- [YOUR INSTRUCTIONS] How many lines of these entries hold the string "title"? Reply with the number alone.

◆ ◆ ◆ ◆ ◆ ◆ ◆

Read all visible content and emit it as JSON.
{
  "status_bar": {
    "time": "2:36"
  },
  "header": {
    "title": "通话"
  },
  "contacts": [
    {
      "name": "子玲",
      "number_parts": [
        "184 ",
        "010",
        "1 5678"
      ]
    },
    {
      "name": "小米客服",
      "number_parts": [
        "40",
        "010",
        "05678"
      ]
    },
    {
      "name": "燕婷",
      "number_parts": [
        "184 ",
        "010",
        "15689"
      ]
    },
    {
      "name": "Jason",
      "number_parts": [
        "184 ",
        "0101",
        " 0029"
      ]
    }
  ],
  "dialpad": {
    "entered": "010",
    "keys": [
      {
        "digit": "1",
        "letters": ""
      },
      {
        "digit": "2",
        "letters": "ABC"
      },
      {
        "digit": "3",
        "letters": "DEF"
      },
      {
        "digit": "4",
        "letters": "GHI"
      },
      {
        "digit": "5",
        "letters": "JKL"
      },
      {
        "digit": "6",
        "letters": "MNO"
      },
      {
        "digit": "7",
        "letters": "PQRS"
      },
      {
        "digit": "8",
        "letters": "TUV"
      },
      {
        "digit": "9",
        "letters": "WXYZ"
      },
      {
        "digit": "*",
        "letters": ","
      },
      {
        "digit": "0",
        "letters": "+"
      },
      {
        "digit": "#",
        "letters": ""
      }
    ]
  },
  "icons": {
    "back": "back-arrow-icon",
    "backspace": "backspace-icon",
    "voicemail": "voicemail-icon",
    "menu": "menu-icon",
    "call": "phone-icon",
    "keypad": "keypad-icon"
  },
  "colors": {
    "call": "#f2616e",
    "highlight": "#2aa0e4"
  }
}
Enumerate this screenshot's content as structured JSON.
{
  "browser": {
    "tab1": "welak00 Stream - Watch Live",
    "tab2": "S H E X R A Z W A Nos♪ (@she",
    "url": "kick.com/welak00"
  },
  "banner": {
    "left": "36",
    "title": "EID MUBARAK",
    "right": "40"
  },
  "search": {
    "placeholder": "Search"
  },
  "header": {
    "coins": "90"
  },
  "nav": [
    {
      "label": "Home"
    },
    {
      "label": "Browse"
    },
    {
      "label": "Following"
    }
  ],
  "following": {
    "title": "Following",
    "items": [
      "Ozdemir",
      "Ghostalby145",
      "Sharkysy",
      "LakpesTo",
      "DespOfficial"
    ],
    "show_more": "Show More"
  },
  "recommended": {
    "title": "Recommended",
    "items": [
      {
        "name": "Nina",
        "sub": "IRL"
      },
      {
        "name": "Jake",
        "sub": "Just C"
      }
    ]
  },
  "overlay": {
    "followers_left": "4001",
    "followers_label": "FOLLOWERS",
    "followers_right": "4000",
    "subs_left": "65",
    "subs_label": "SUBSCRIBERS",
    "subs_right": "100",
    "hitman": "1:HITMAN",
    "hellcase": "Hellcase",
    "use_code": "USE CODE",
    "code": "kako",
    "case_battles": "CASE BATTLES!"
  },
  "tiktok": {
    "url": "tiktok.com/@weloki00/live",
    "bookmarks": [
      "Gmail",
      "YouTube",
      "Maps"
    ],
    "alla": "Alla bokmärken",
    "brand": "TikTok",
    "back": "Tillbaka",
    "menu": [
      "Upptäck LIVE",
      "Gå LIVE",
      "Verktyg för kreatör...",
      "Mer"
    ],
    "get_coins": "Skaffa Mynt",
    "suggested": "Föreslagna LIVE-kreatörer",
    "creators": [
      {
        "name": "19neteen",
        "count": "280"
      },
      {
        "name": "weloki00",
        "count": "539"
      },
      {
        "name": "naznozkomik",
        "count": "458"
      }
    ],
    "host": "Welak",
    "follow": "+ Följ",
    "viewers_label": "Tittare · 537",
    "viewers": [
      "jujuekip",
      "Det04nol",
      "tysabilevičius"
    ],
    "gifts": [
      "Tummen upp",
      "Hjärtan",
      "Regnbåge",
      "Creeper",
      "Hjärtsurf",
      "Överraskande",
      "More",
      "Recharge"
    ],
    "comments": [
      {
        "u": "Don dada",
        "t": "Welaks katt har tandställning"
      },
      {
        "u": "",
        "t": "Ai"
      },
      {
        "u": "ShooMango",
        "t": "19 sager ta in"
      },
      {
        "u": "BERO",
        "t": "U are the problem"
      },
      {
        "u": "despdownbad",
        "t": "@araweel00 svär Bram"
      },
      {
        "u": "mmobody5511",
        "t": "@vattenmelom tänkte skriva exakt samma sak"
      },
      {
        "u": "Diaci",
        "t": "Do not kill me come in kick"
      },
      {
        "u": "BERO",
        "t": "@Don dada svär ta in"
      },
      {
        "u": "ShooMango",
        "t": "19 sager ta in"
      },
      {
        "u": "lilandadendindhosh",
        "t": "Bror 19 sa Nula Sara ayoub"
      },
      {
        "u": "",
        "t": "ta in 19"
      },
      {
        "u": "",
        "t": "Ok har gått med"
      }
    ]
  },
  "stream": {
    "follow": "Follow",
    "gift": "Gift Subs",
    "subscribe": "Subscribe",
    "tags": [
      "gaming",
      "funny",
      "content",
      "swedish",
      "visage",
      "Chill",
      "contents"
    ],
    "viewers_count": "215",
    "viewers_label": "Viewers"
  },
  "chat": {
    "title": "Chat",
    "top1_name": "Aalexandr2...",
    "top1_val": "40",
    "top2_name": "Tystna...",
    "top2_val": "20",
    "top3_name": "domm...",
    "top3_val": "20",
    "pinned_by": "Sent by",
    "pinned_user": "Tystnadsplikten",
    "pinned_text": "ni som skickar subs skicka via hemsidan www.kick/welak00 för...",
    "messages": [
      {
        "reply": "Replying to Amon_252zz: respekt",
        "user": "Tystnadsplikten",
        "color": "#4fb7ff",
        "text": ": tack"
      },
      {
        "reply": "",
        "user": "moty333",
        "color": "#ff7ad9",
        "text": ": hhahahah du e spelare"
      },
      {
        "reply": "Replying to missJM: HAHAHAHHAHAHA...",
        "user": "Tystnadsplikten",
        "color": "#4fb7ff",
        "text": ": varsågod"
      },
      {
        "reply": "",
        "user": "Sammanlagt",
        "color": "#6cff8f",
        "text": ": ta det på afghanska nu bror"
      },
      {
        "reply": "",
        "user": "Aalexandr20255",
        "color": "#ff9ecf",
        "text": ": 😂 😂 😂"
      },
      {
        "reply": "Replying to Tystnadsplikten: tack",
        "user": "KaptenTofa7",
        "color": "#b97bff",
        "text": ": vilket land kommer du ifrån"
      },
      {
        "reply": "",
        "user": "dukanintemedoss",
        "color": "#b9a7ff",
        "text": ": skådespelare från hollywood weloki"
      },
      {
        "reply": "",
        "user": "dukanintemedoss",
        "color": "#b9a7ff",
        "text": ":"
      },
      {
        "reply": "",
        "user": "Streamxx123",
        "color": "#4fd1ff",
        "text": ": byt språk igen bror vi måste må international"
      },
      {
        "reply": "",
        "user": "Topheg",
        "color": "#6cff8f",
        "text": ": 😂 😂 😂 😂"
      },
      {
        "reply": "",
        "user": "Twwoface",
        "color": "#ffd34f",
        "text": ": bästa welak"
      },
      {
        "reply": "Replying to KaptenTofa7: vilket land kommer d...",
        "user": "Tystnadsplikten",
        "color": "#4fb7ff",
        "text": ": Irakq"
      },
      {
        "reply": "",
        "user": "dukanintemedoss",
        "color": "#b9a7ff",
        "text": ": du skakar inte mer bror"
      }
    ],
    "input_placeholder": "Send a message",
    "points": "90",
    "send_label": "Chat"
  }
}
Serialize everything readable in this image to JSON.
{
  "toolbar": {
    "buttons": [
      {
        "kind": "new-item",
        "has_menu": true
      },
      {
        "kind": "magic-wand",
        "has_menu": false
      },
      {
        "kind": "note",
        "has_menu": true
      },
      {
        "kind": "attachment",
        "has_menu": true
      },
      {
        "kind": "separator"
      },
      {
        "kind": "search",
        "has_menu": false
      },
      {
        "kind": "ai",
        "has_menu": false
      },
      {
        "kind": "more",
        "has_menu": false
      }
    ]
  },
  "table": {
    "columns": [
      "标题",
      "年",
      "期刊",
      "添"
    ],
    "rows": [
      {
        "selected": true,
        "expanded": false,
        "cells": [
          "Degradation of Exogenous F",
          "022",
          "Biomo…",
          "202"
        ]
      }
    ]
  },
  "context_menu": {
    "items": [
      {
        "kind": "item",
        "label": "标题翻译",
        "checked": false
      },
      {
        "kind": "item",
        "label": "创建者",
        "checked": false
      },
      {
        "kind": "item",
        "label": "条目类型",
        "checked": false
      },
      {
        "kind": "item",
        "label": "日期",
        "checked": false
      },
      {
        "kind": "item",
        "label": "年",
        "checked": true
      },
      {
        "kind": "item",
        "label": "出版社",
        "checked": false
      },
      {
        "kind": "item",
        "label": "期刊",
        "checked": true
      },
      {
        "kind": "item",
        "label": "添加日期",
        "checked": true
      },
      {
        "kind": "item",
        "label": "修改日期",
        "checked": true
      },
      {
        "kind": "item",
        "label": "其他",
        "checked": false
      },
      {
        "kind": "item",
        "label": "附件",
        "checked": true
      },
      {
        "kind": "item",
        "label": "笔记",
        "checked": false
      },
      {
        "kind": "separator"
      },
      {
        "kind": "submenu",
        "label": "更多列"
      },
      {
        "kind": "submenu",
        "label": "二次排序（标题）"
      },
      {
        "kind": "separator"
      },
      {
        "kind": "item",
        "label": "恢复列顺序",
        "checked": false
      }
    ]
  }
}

◆ ◆ ◆ ◆ ◆ ◆ ◆

- [ANSWER TO THIS EXERCISE] 5